» Prompt: Report how many lines below contain the word "порог", and give only that number.

[Extracted records]
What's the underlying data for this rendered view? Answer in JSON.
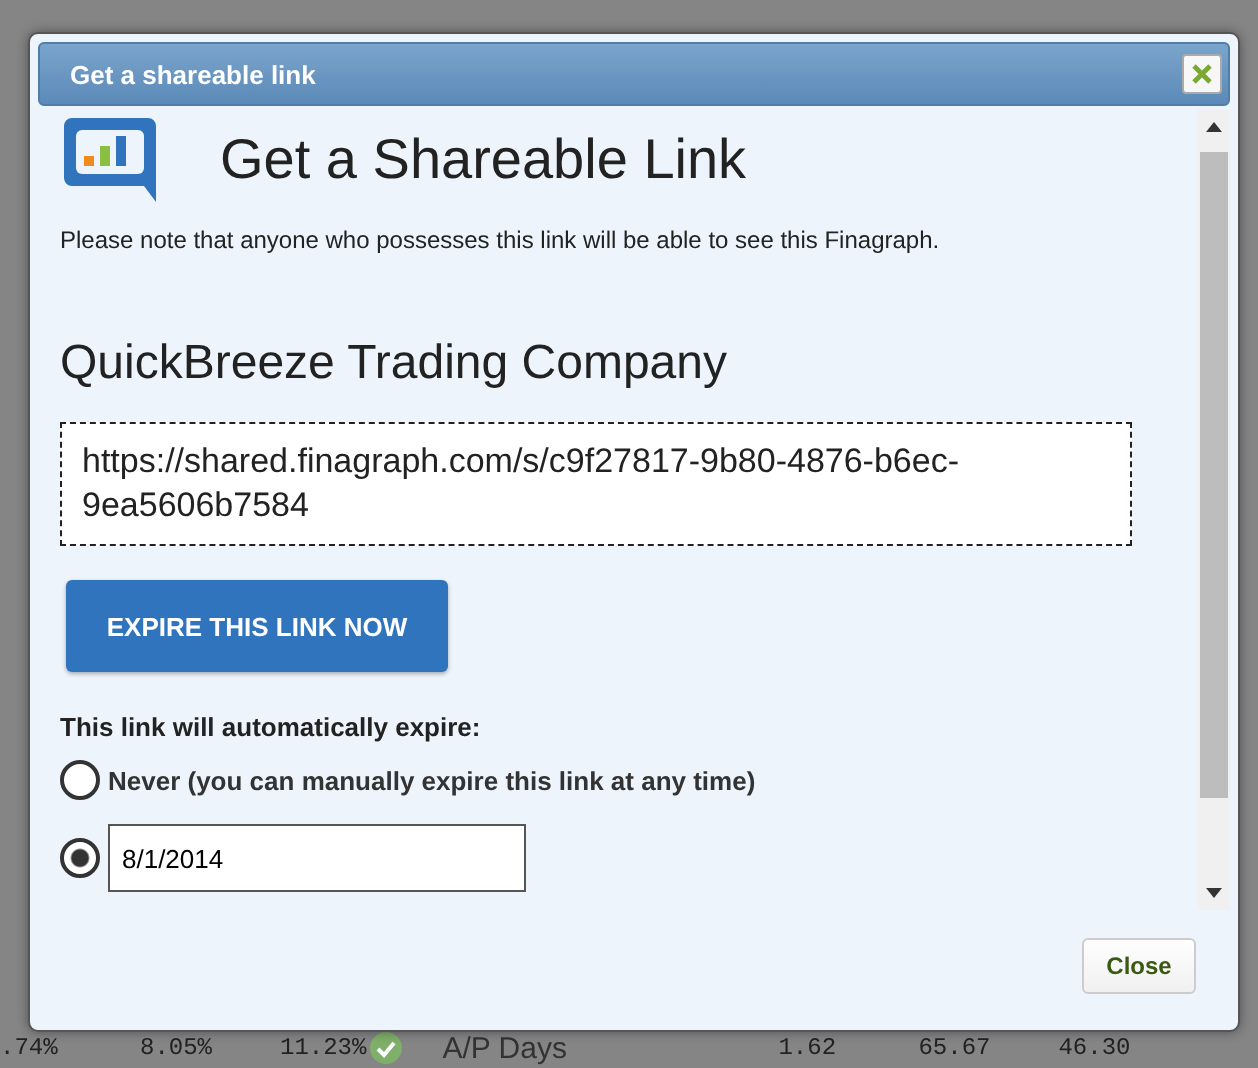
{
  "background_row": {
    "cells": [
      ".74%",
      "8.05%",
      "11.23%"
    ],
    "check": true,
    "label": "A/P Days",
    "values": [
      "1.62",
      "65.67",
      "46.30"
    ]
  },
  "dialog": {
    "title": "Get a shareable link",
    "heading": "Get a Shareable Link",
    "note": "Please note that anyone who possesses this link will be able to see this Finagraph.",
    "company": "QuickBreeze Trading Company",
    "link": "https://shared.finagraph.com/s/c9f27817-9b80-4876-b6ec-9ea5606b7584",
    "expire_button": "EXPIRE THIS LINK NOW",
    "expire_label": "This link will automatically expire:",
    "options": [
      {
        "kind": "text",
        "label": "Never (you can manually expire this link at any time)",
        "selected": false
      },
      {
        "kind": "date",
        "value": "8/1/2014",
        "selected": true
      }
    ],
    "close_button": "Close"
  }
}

==

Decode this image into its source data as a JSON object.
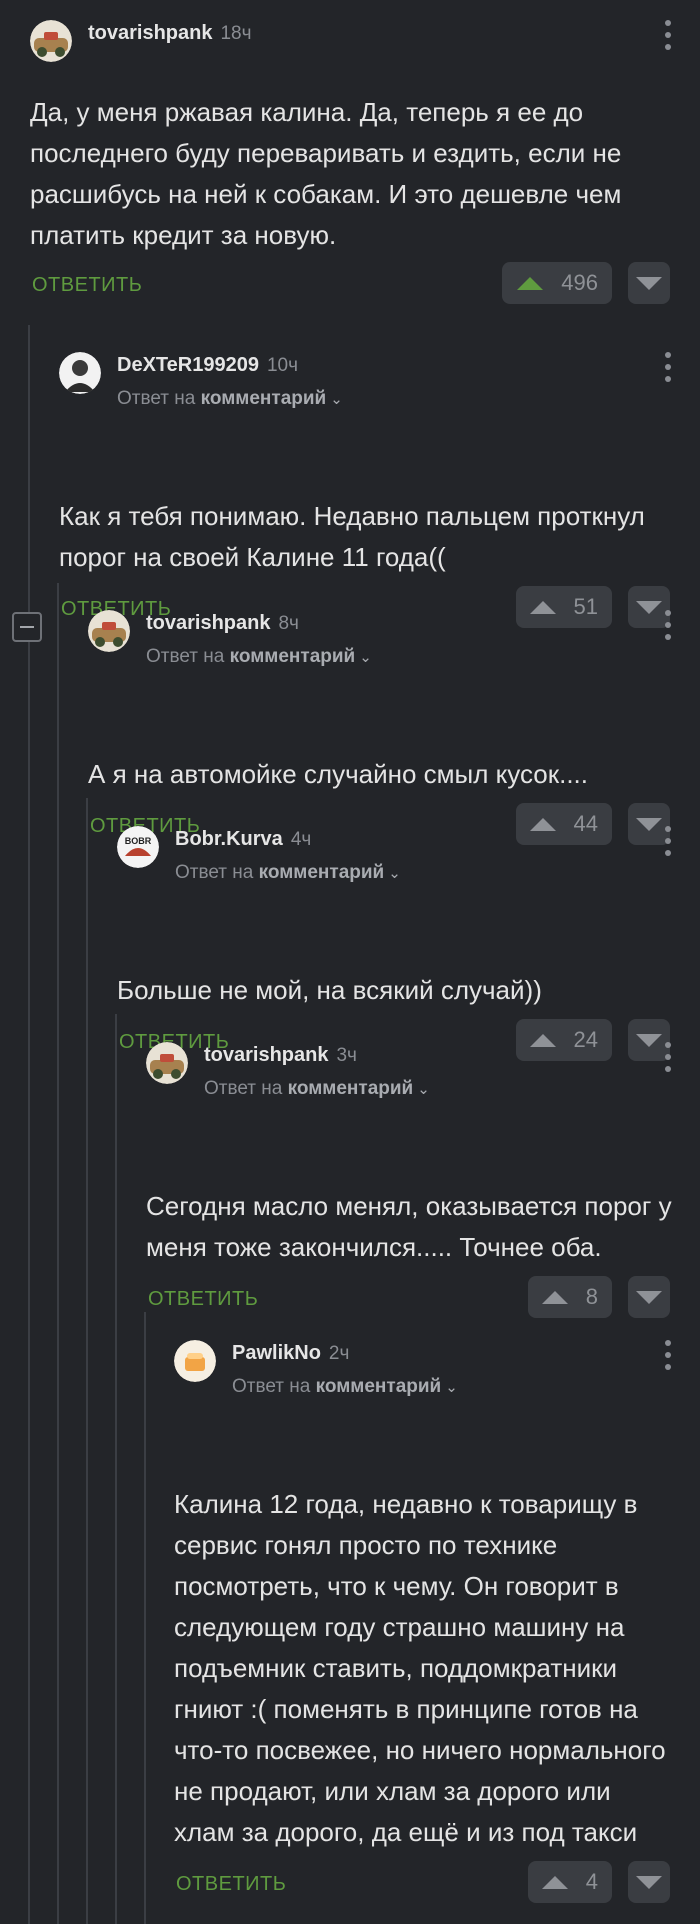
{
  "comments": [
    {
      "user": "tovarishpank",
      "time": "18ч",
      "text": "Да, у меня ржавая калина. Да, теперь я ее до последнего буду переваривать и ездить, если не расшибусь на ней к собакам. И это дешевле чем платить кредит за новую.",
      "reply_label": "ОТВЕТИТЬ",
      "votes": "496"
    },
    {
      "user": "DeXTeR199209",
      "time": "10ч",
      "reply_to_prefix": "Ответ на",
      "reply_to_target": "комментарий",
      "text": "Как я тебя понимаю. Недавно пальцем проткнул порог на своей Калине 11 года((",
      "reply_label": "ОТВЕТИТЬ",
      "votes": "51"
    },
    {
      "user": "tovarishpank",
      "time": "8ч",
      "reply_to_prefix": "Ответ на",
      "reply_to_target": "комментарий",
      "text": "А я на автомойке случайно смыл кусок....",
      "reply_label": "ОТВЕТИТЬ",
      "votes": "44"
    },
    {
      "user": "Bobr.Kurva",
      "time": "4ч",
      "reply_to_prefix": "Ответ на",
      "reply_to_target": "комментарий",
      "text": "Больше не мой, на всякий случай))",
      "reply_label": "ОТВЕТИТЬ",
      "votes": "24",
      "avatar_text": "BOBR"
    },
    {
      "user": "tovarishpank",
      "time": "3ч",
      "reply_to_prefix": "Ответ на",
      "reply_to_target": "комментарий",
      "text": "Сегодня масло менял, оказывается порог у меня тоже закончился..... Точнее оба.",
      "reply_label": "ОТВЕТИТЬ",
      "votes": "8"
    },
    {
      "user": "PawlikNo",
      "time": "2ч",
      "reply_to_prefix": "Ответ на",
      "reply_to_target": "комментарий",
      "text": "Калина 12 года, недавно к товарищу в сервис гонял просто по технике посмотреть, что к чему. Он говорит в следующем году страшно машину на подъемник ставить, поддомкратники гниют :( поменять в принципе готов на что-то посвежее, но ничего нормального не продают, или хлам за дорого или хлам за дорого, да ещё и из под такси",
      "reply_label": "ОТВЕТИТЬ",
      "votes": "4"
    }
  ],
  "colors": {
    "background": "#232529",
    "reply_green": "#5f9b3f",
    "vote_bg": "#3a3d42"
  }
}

» Result of this exercise: 2